> _REQUEST_:
The data must be written out once more, precisely as given.

> _DATASET RECORDS_:
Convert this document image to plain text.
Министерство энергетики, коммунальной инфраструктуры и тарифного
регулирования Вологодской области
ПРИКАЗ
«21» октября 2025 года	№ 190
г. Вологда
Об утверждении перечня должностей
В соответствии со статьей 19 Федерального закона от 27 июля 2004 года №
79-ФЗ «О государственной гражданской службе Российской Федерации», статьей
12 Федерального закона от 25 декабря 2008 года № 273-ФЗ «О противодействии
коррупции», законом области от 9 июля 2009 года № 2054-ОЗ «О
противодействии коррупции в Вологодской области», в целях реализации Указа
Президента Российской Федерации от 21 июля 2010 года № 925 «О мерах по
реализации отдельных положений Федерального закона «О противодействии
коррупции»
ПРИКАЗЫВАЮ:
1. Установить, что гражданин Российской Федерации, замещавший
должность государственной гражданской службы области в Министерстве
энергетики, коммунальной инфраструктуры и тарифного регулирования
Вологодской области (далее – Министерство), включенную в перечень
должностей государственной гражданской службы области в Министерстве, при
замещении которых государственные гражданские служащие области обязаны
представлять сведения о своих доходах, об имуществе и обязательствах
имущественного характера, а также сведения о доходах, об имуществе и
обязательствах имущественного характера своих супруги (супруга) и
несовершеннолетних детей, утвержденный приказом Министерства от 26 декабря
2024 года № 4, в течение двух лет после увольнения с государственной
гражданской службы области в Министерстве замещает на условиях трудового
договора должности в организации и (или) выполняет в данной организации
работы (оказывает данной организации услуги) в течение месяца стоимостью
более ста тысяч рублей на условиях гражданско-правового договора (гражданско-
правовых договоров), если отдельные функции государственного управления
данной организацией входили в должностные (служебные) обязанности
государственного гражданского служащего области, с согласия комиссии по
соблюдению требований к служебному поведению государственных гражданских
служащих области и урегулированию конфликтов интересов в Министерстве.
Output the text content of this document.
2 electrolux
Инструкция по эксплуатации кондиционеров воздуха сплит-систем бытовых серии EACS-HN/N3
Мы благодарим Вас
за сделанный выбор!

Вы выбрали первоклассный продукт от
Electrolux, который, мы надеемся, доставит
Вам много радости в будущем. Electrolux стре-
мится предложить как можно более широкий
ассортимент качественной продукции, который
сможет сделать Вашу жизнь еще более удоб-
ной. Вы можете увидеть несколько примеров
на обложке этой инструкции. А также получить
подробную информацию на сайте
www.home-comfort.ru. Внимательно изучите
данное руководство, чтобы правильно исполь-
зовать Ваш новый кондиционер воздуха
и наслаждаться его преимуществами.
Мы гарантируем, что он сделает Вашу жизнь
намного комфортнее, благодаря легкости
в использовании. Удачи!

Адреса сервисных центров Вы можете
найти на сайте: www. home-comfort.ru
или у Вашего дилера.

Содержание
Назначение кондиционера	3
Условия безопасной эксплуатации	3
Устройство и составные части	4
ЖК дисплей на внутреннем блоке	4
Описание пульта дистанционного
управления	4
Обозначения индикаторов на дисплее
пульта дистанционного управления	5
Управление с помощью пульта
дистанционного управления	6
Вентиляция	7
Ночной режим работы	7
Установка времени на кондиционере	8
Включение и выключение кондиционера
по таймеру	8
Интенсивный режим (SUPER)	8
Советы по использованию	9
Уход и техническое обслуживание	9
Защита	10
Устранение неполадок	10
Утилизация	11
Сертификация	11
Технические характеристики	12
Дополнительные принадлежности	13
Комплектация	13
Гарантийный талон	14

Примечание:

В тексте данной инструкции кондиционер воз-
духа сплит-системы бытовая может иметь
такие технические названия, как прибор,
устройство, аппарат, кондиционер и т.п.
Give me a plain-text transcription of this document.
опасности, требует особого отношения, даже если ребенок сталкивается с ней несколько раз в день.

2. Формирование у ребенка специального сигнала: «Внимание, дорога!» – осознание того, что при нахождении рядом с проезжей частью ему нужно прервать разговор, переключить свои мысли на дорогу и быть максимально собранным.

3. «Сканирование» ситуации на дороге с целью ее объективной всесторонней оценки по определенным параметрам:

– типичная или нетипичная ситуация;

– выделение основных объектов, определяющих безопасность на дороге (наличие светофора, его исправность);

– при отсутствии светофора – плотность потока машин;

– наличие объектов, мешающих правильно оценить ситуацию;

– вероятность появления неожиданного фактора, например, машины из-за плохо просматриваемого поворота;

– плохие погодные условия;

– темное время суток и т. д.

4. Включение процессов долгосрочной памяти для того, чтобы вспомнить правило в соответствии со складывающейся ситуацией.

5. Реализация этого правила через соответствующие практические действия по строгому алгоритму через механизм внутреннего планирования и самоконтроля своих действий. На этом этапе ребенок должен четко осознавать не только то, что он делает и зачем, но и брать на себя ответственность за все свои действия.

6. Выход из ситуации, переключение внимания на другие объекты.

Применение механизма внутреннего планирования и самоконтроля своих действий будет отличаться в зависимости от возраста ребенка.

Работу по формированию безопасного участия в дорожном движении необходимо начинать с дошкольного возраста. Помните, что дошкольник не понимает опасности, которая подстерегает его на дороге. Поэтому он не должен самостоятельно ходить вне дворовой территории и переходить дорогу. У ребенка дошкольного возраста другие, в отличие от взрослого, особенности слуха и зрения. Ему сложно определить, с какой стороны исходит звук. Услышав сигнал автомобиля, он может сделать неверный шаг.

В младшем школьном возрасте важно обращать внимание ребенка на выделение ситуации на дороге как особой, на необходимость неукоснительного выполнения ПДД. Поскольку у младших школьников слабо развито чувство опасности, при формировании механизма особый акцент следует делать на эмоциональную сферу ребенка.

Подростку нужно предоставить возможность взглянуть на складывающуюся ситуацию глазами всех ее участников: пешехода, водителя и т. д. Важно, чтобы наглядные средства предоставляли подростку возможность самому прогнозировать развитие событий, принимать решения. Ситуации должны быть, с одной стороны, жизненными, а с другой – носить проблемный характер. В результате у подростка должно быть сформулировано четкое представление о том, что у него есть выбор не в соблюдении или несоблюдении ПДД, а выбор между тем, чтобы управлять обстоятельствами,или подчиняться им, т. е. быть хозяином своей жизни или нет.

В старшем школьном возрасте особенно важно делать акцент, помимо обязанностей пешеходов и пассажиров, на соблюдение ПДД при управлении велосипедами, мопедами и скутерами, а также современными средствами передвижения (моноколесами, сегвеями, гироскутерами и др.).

> _RESULT_:
Convert this document image to plain text.
Министерство энергетики, коммунальной инфраструктуры и тарифного
регулирования Вологодской области
ПРИКАЗ
«21» октября 2025 года	№ 190
г. Вологда
Об утверждении перечня должностей
В соответствии со статьей 19 Федерального закона от 27 июля 2004 года №
79-ФЗ «О государственной гражданской службе Российской Федерации», статьей
12 Федерального закона от 25 декабря 2008 года № 273-ФЗ «О противодействии
коррупции», законом области от 9 июля 2009 года № 2054-ОЗ «О
противодействии коррупции в Вологодской области», в целях реализации Указа
Президента Российской Федерации от 21 июля 2010 года № 925 «О мерах по
реализации отдельных положений Федерального закона «О противодействии
коррупции»
ПРИКАЗЫВАЮ:
1. Установить, что гражданин Российской Федерации, замещавший
должность государственной гражданской службы области в Министерстве
энергетики, коммунальной инфраструктуры и тарифного регулирования
Вологодской области (далее – Министерство), включенную в перечень
должностей государственной гражданской службы области в Министерстве, при
замещении которых государственные гражданские служащие области обязаны
представлять сведения о своих доходах, об имуществе и обязательствах
имущественного характера, а также сведения о доходах, об имуществе и
обязательствах имущественного характера своих супруги (супруга) и
несовершеннолетних детей, утвержденный приказом Министерства от 26 декабря
2024 года № 4, в течение двух лет после увольнения с государственной
гражданской службы области в Министерстве замещает на условиях трудового
договора должности в организации и (или) выполняет в данной организации
работы (оказывает данной организации услуги) в течение месяца стоимостью
более ста тысяч рублей на условиях гражданско-правового договора (гражданско-
правовых договоров), если отдельные функции государственного управления
данной организацией входили в должностные (служебные) обязанности
государственного гражданского служащего области, с согласия комиссии по
соблюдению требований к служебному поведению государственных гражданских
служащих области и урегулированию конфликтов интересов в Министерстве.
Output the text content of this document.
2 electrolux
Инструкция по эксплуатации кондиционеров воздуха сплит-систем бытовых серии EACS-HN/N3
Мы благодарим Вас
за сделанный выбор!

Вы выбрали первоклассный продукт от
Electrolux, который, мы надеемся, доставит
Вам много радости в будущем. Electrolux стре-
мится предложить как можно более широкий
ассортимент качественной продукции, который
сможет сделать Вашу жизнь еще более удоб-
ной. Вы можете увидеть несколько примеров
на обложке этой инструкции. А также получить
подробную информацию на сайте
www.home-comfort.ru. Внимательно изучите
данное руководство, чтобы правильно исполь-
зовать Ваш новый кондиционер воздуха
и наслаждаться его преимуществами.
Мы гарантируем, что он сделает Вашу жизнь
намного комфортнее, благодаря легкости
в использовании. Удачи!

Адреса сервисных центров Вы можете
найти на сайте: www. home-comfort.ru
или у Вашего дилера.

Содержание
Назначение кондиционера	3
Условия безопасной эксплуатации	3
Устройство и составные части	4
ЖК дисплей на внутреннем блоке	4
Описание пульта дистанционного
управления	4
Обозначения индикаторов на дисплее
пульта дистанционного управления	5
Управление с помощью пульта
дистанционного управления	6
Вентиляция	7
Ночной режим работы	7
Установка времени на кондиционере	8
Включение и выключение кондиционера
по таймеру	8
Интенсивный режим (SUPER)	8
Советы по использованию	9
Уход и техническое обслуживание	9
Защита	10
Устранение неполадок	10
Утилизация	11
Сертификация	11
Технические характеристики	12
Дополнительные принадлежности	13
Комплектация	13
Гарантийный талон	14

Примечание:

В тексте данной инструкции кондиционер воз-
духа сплит-системы бытовая может иметь
такие технические названия, как прибор,
устройство, аппарат, кондиционер и т.п.
Give me a plain-text transcription of this document.
опасности, требует особого отношения, даже если ребенок сталкивается с ней несколько раз в день.

2. Формирование у ребенка специального сигнала: «Внимание, дорога!» – осознание того, что при нахождении рядом с проезжей частью ему нужно прервать разговор, переключить свои мысли на дорогу и быть максимально собранным.

3. «Сканирование» ситуации на дороге с целью ее объективной всесторонней оценки по определенным параметрам:

– типичная или нетипичная ситуация;

– выделение основных объектов, определяющих безопасность на дороге (наличие светофора, его исправность);

– при отсутствии светофора – плотность потока машин;

– наличие объектов, мешающих правильно оценить ситуацию;

– вероятность появления неожиданного фактора, например, машины из-за плохо просматриваемого поворота;

– плохие погодные условия;

– темное время суток и т. д.

4. Включение процессов долгосрочной памяти для того, чтобы вспомнить правило в соответствии со складывающейся ситуацией.

5. Реализация этого правила через соответствующие практические действия по строгому алгоритму через механизм внутреннего планирования и самоконтроля своих действий. На этом этапе ребенок должен четко осознавать не только то, что он делает и зачем, но и брать на себя ответственность за все свои действия.

6. Выход из ситуации, переключение внимания на другие объекты.

Применение механизма внутреннего планирования и самоконтроля своих действий будет отличаться в зависимости от возраста ребенка.

Работу по формированию безопасного участия в дорожном движении необходимо начинать с дошкольного возраста. Помните, что дошкольник не понимает опасности, которая подстерегает его на дороге. Поэтому он не должен самостоятельно ходить вне дворовой территории и переходить дорогу. У ребенка дошкольного возраста другие, в отличие от взрослого, особенности слуха и зрения. Ему сложно определить, с какой стороны исходит звук. Услышав сигнал автомобиля, он может сделать неверный шаг.

В младшем школьном возрасте важно обращать внимание ребенка на выделение ситуации на дороге как особой, на необходимость неукоснительного выполнения ПДД. Поскольку у младших школьников слабо развито чувство опасности, при формировании механизма особый акцент следует делать на эмоциональную сферу ребенка.

Подростку нужно предоставить возможность взглянуть на складывающуюся ситуацию глазами всех ее участников: пешехода, водителя и т. д. Важно, чтобы наглядные средства предоставляли подростку возможность самому прогнозировать развитие событий, принимать решения. Ситуации должны быть, с одной стороны, жизненными, а с другой – носить проблемный характер. В результате у подростка должно быть сформулировано четкое представление о том, что у него есть выбор не в соблюдении или несоблюдении ПДД, а выбор между тем, чтобы управлять обстоятельствами,или подчиняться им, т. е. быть хозяином своей жизни или нет.

В старшем школьном возрасте особенно важно делать акцент, помимо обязанностей пешеходов и пассажиров, на соблюдение ПДД при управлении велосипедами, мопедами и скутерами, а также современными средствами передвижения (моноколесами, сегвеями, гироскутерами и др.).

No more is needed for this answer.